### TASK DIRECTIONS
Print the listing in its entirety and exactly, leaving out images.

## Start

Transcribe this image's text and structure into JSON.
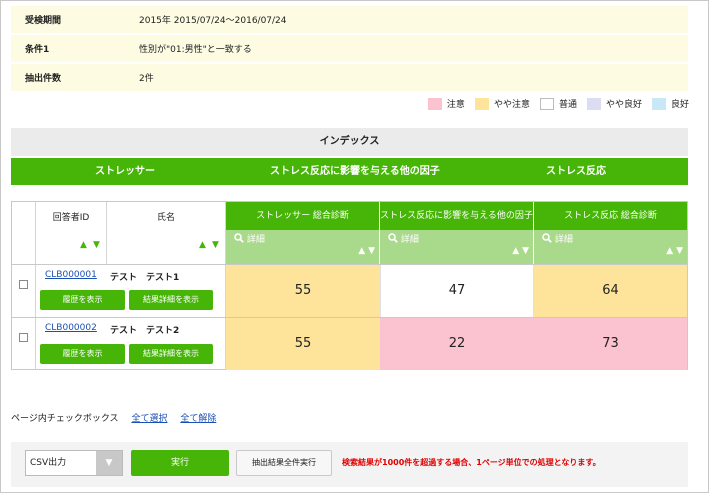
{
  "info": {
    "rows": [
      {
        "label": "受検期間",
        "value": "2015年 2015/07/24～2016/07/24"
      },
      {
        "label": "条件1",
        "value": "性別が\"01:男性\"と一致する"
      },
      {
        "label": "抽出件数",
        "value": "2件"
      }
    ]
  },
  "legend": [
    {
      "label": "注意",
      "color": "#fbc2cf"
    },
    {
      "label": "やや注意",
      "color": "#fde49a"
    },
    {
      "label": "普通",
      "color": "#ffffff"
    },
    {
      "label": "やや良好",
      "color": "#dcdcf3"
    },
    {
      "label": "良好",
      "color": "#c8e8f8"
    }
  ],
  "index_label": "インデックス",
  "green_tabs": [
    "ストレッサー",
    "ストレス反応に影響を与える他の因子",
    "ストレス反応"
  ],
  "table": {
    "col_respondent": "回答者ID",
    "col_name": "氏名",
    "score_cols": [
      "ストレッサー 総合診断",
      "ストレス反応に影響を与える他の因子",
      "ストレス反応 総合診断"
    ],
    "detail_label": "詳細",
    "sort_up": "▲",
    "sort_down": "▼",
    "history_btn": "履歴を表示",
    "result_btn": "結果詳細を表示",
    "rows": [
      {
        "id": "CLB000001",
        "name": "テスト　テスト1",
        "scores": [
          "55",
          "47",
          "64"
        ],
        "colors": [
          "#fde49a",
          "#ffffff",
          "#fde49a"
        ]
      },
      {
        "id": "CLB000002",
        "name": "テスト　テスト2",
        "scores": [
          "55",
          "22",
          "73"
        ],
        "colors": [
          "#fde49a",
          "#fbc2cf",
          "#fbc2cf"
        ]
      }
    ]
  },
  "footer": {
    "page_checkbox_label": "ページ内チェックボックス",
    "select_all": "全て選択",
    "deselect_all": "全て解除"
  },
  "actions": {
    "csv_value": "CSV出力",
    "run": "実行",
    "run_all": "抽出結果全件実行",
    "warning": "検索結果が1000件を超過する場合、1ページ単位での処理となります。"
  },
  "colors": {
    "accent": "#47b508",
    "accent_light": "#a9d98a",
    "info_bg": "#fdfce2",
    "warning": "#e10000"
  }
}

## End

### COMPLETE RESPONSE
Transcribe this image's text and structure into JSON.
{
  "info": {
    "rows": [
      {
        "label": "受検期間",
        "value": "2015年 2015/07/24～2016/07/24"
      },
      {
        "label": "条件1",
        "value": "性別が\"01:男性\"と一致する"
      },
      {
        "label": "抽出件数",
        "value": "2件"
      }
    ]
  },
  "legend": [
    {
      "label": "注意",
      "color": "#fbc2cf"
    },
    {
      "label": "やや注意",
      "color": "#fde49a"
    },
    {
      "label": "普通",
      "color": "#ffffff"
    },
    {
      "label": "やや良好",
      "color": "#dcdcf3"
    },
    {
      "label": "良好",
      "color": "#c8e8f8"
    }
  ],
  "index_label": "インデックス",
  "green_tabs": [
    "ストレッサー",
    "ストレス反応に影響を与える他の因子",
    "ストレス反応"
  ],
  "table": {
    "col_respondent": "回答者ID",
    "col_name": "氏名",
    "score_cols": [
      "ストレッサー 総合診断",
      "ストレス反応に影響を与える他の因子",
      "ストレス反応 総合診断"
    ],
    "detail_label": "詳細",
    "sort_up": "▲",
    "sort_down": "▼",
    "history_btn": "履歴を表示",
    "result_btn": "結果詳細を表示",
    "rows": [
      {
        "id": "CLB000001",
        "name": "テスト　テスト1",
        "scores": [
          "55",
          "47",
          "64"
        ],
        "colors": [
          "#fde49a",
          "#ffffff",
          "#fde49a"
        ]
      },
      {
        "id": "CLB000002",
        "name": "テスト　テスト2",
        "scores": [
          "55",
          "22",
          "73"
        ],
        "colors": [
          "#fde49a",
          "#fbc2cf",
          "#fbc2cf"
        ]
      }
    ]
  },
  "footer": {
    "page_checkbox_label": "ページ内チェックボックス",
    "select_all": "全て選択",
    "deselect_all": "全て解除"
  },
  "actions": {
    "csv_value": "CSV出力",
    "run": "実行",
    "run_all": "抽出結果全件実行",
    "warning": "検索結果が1000件を超過する場合、1ページ単位での処理となります。"
  },
  "colors": {
    "accent": "#47b508",
    "accent_light": "#a9d98a",
    "info_bg": "#fdfce2",
    "warning": "#e10000"
  }
}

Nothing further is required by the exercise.